- **COMPLETE THE FOLLOWING**
A. Answer these questions about the Pride month post:
(i) On what occasion did the writer first come out?
(ii) Which city's Pride did a friend invite the writer to attend?
(iii) By what name does the writer's favorite Twitter icon go?
B. Reproduce word for word the part of the Pride month post that opens with the words "Although I came" and closes with "in my life.".

- **PROVIDED PASSAGE**
════════════════════

Wow, what an amazing Pride month! Literally, everything about it was amazing. From us LGBT+ members having a whole month to celebrate us all the way with the Pride festivals, parades and years of love. I can’t wait for the many Pride months to come! This year there were so many great performances and festivals. One of them is a fave Twitter icon of mine that goes by Drebae. I’m so excited to see his music and his fanbase grow for he truly is a spokesperson for the “gays and gworls” that cannot speak. His tweets helped me a LOT to when it came to me finding myself. If Twitter sees this, they need to hurry up and give him his verified check mark!
Back to what I was writing about, Pride and Pride month was more than just a celebration of my community and I… For me and some others, Pride was A way of blossoming into who we deserve to be. After years of questioning my sexuality in high school, I finally came out New Year’s Eve of 2016. Ya know, start the year off fresh (ha-ha). When I came out I was overwhelmed with love and support from my friends and others, it felt refreshing! But after all was said and done I started to ponder on it and realize that I didn’t come out for myself, instead, I came out because I thought that was what everyone else wanted. Fast-forward a little to the beginning of June last year, A good friend of mine invited me to attend D.C. Pride with them for my first time. Feeling very skeptical about it, I decided to go. The atmosphere was amazing! My first Pride was the awakening to the real me… The me I wanted to be. At that Pride, I came out to myself and literally wouldn’t have it any other way.
Although I came out to myself, I still didn’t feel comfortable coming out to my family because I was scared of the hate and backlash I would receive. I mean c’mon who wouldn’t be scared to do so when the majority of your family are Christian hypocrites who would probably skin me alive if they had the chance. This year was the full blossoming of me, the 5’11”, bi-sexual, and the outgoing black boy who is very joyous, outgoing and feeling vivacious. I had a blast all weekend with my closest friends who I’m proud to call family! They came out to be an LGBT+ ally and support me and I honestly am happy to have them in my life.
This year was the year that made me realize that I’m here to live my life for the benefit of me and not others. So, I took this time to come out to my family and it felt GREAT to exhale! I can finally live my life worry-free about what others have to say about me. It took me a while to realize now that when it comes to how I’m living my life, anything that is said about me that didn’t come from me is an opinion. And my opinion is the only opinion that matters!
Pride month has done so much for me, it owes me nothing! I’m happy to be able to start living the life I was destined to live, and I can’t wait to see what more my future has in store for me!

════════════════════

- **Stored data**

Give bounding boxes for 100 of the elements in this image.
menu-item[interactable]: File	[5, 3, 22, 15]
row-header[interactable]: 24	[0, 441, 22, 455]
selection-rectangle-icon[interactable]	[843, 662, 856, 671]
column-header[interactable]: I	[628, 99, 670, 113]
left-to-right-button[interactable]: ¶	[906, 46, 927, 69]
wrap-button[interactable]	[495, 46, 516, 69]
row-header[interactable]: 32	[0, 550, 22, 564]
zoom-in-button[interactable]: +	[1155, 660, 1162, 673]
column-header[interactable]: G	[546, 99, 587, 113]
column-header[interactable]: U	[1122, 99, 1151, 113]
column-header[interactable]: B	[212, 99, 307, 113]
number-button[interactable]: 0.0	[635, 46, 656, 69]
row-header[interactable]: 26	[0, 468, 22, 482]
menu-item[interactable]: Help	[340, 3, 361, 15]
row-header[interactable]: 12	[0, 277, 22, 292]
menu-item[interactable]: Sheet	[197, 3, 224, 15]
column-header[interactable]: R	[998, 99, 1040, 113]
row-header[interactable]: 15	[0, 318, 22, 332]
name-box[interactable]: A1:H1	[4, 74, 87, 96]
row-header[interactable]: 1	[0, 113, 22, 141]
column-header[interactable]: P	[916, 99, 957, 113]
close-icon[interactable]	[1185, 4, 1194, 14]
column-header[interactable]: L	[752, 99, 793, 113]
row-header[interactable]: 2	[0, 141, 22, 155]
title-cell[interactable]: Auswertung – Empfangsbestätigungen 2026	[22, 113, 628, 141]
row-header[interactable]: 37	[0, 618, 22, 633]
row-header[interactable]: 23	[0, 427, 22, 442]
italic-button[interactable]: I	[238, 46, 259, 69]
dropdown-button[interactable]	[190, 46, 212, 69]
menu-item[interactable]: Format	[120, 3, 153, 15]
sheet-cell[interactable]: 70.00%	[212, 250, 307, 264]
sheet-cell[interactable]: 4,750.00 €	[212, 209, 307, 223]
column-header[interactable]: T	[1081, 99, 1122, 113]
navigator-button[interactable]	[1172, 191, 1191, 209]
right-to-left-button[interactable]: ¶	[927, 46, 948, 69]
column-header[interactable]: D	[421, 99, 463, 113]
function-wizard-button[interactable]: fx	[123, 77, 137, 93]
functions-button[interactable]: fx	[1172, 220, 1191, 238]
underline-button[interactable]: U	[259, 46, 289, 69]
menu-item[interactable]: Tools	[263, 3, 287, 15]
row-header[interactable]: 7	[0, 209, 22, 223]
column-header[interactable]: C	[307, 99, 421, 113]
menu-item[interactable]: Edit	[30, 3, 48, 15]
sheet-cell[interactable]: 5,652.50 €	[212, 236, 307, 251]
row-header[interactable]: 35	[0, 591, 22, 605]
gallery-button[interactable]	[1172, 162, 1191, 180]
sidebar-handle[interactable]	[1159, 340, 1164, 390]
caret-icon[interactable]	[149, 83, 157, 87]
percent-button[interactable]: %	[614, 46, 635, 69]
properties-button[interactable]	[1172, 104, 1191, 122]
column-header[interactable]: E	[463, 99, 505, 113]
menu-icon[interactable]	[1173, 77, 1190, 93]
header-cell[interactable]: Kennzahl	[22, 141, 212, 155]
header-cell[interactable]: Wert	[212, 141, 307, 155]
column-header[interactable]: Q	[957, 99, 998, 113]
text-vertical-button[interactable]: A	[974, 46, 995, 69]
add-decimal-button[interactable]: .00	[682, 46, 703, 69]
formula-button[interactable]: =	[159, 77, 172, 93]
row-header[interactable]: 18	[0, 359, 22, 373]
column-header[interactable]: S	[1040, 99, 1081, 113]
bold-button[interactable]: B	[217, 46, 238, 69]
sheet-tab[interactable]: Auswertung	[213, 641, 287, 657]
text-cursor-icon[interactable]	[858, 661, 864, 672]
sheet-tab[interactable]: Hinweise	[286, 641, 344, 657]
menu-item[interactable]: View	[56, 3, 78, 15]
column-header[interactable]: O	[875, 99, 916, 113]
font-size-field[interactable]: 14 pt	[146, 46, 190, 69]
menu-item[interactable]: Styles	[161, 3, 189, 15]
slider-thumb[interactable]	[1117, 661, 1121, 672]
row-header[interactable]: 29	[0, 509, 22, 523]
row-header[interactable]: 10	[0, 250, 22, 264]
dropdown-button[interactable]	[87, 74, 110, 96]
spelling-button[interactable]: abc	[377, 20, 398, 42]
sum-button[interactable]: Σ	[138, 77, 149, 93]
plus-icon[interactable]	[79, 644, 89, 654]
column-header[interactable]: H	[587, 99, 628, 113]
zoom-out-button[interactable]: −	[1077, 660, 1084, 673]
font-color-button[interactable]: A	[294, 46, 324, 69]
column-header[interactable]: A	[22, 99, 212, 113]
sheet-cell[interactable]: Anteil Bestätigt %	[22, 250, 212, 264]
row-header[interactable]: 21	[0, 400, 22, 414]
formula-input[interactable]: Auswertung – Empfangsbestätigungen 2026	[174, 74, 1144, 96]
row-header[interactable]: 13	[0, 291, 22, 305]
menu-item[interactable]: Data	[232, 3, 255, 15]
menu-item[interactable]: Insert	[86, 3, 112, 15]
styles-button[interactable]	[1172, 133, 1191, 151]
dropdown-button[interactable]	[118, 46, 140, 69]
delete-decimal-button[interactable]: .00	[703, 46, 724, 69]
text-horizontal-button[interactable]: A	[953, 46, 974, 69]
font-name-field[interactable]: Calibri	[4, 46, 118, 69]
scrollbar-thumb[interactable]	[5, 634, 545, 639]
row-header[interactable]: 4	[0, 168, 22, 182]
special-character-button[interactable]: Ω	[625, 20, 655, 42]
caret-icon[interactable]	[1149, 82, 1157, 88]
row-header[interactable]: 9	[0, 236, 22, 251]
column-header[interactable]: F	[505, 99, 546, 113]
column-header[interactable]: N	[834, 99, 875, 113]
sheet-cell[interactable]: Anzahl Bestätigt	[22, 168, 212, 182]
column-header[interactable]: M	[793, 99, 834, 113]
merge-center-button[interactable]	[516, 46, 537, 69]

════════════════════

- **ANSWERS FOR THIS EXERCISE**
A.
(i) New Year's Eve of 2016
(ii) D.C.
(iii) Drebae

B.
Although I came out to myself, I still didn’t feel comfortable coming out to my family because I was scared of the hate and backlash I would receive. I mean c’mon who wouldn’t be scared to do so when the majority of your family are Christian hypocrites who would probably skin me alive if they had the chance. This year was the full blossoming of me, the 5’11”, bi-sexual, and the outgoing black boy who is very joyous, outgoing and feeling vivacious. I had a blast all weekend with my closest friends who I’m proud to call family! They came out to be an LGBT+ ally and support me and I honestly am happy to have them in my life.